* TO BE DONE: Output the material below unchanged, apart from leaving out the pictures.

Items from a data source
━━━━━━━━━━━━━━━━━━━━━━━━━━━━━━
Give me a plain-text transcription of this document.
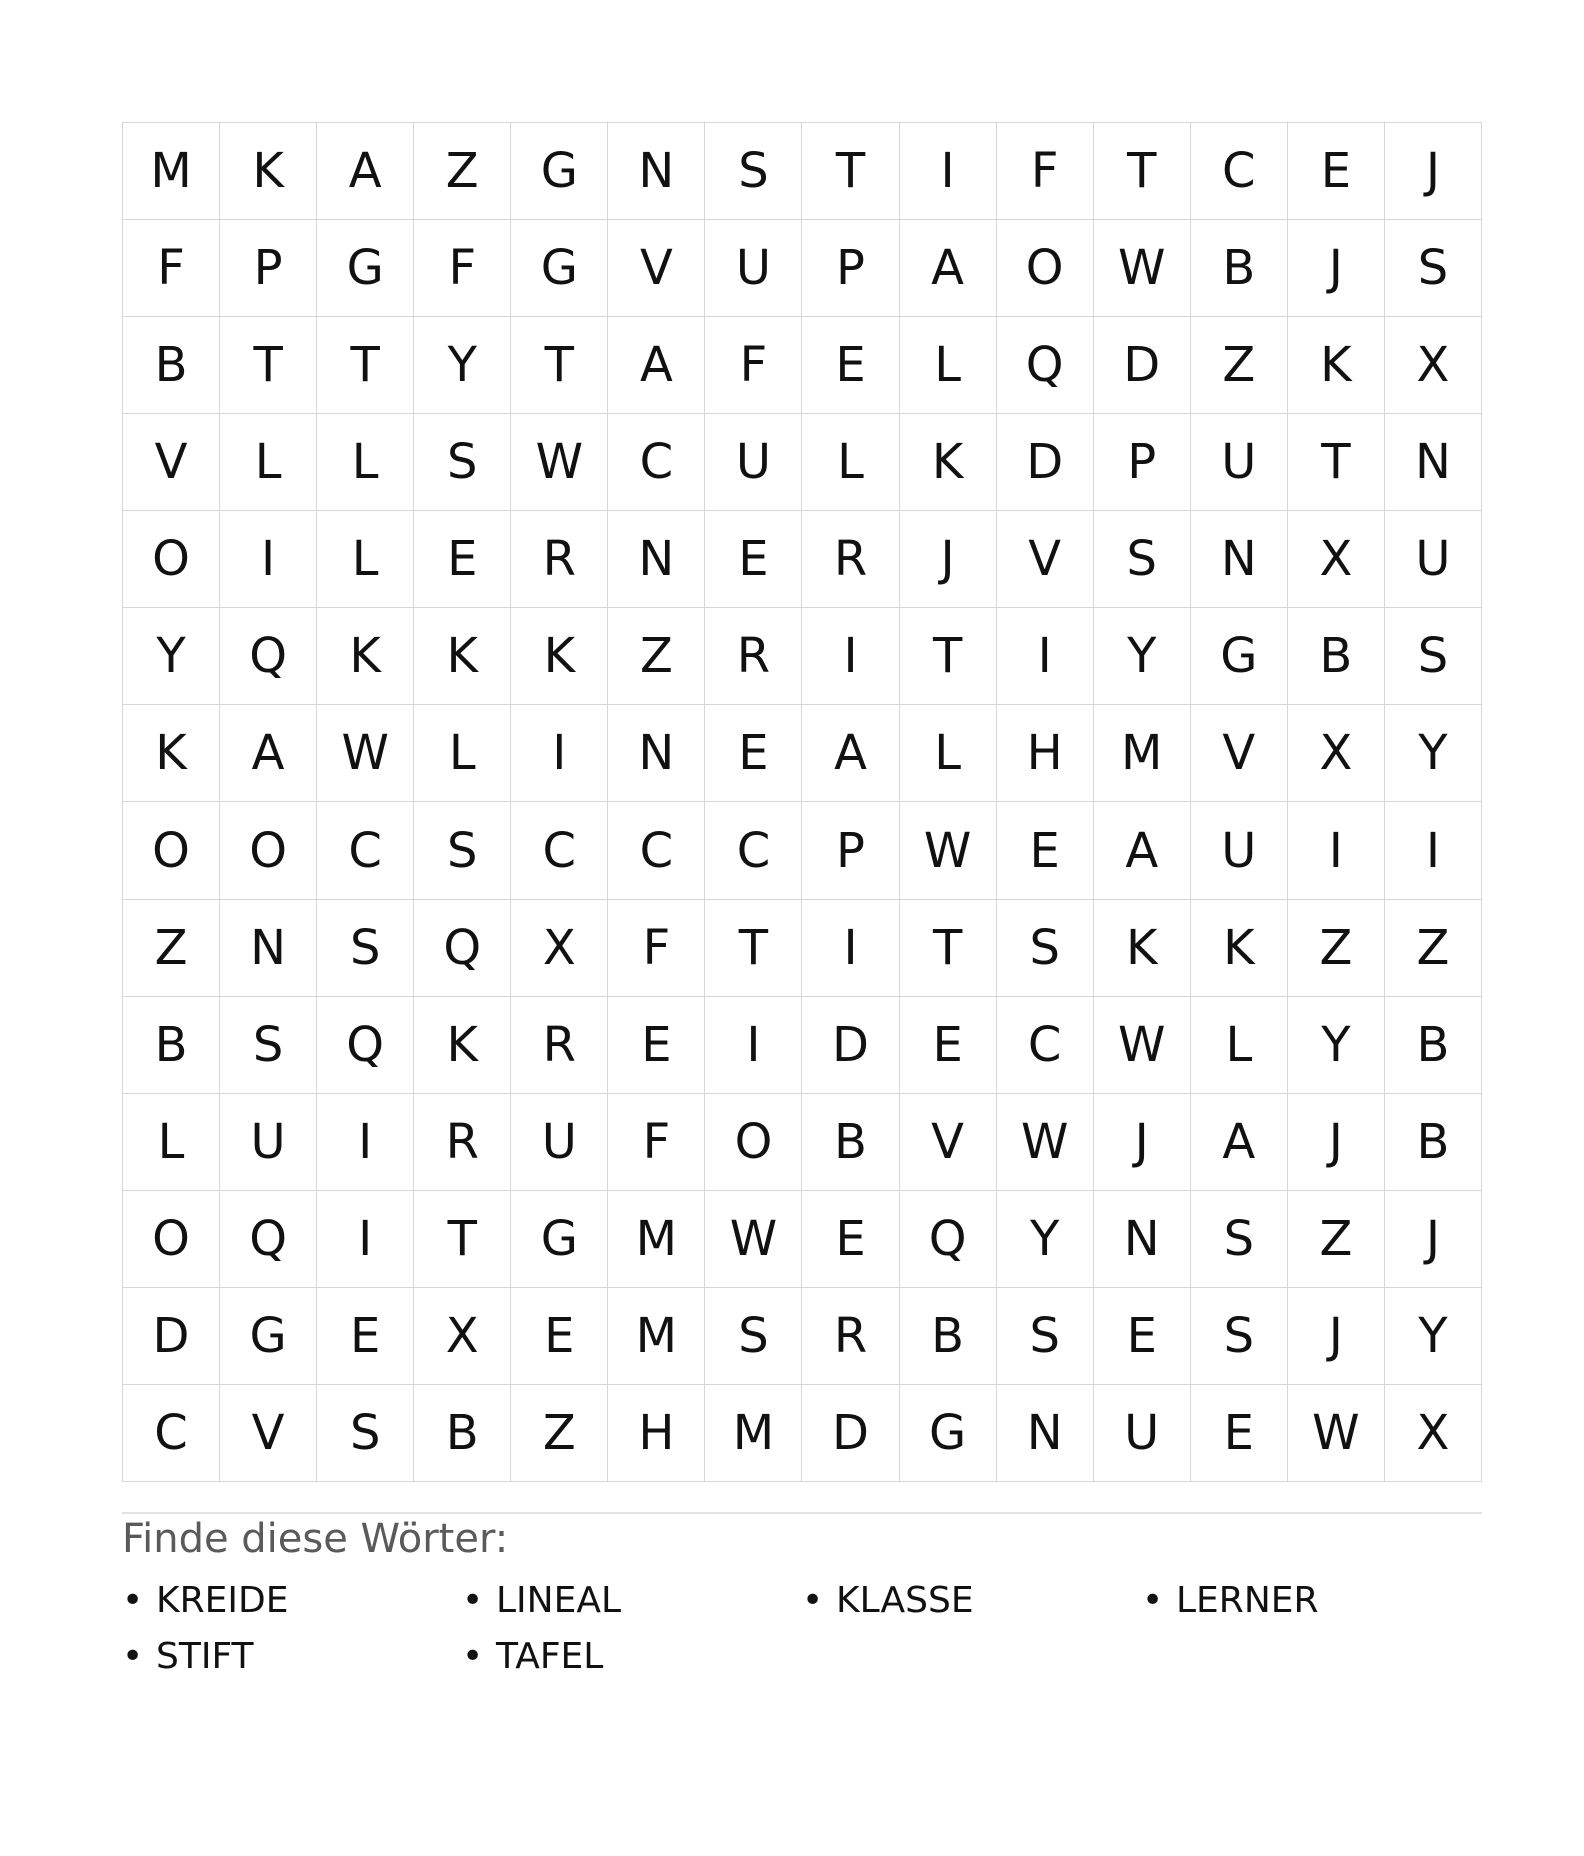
M	K	A	Z	G	N	S	T	I	F	T	C	E	J
F	P	G	F	G	V	U	P	A	O	W	B	J	S
B	T	T	Y	T	A	F	E	L	Q	D	Z	K	X
V	L	L	S	W	C	U	L	K	D	P	U	T	N
O	I	L	E	R	N	E	R	J	V	S	N	X	U
Y	Q	K	K	K	Z	R	I	T	I	Y	G	B	S
K	A	W	L	I	N	E	A	L	H	M	V	X	Y
O	O	C	S	C	C	C	P	W	E	A	U	I	I
Z	N	S	Q	X	F	T	I	T	S	K	K	Z	Z
B	S	Q	K	R	E	I	D	E	C	W	L	Y	B
L	U	I	R	U	F	O	B	V	W	J	A	J	B
O	Q	I	T	G	M	W	E	Q	Y	N	S	Z	J
D	G	E	X	E	M	S	R	B	S	E	S	J	Y
C	V	S	B	Z	H	M	D	G	N	U	E	W	X
Finde diese Wörter:
• KREIDE	• LINEAL	• KLASSE	• LERNER
• STIFT	• TAFEL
━━━━━━━━━━━━━━━━━━━━━━━━━━━━━━
* RESPONSE:
Give me a plain-text transcription of this document.
M	K	A	Z	G	N	S	T	I	F	T	C	E	J
F	P	G	F	G	V	U	P	A	O	W	B	J	S
B	T	T	Y	T	A	F	E	L	Q	D	Z	K	X
V	L	L	S	W	C	U	L	K	D	P	U	T	N
O	I	L	E	R	N	E	R	J	V	S	N	X	U
Y	Q	K	K	K	Z	R	I	T	I	Y	G	B	S
K	A	W	L	I	N	E	A	L	H	M	V	X	Y
O	O	C	S	C	C	C	P	W	E	A	U	I	I
Z	N	S	Q	X	F	T	I	T	S	K	K	Z	Z
B	S	Q	K	R	E	I	D	E	C	W	L	Y	B
L	U	I	R	U	F	O	B	V	W	J	A	J	B
O	Q	I	T	G	M	W	E	Q	Y	N	S	Z	J
D	G	E	X	E	M	S	R	B	S	E	S	J	Y
C	V	S	B	Z	H	M	D	G	N	U	E	W	X
Finde diese Wörter:
• KREIDE	• LINEAL	• KLASSE	• LERNER
• STIFT	• TAFEL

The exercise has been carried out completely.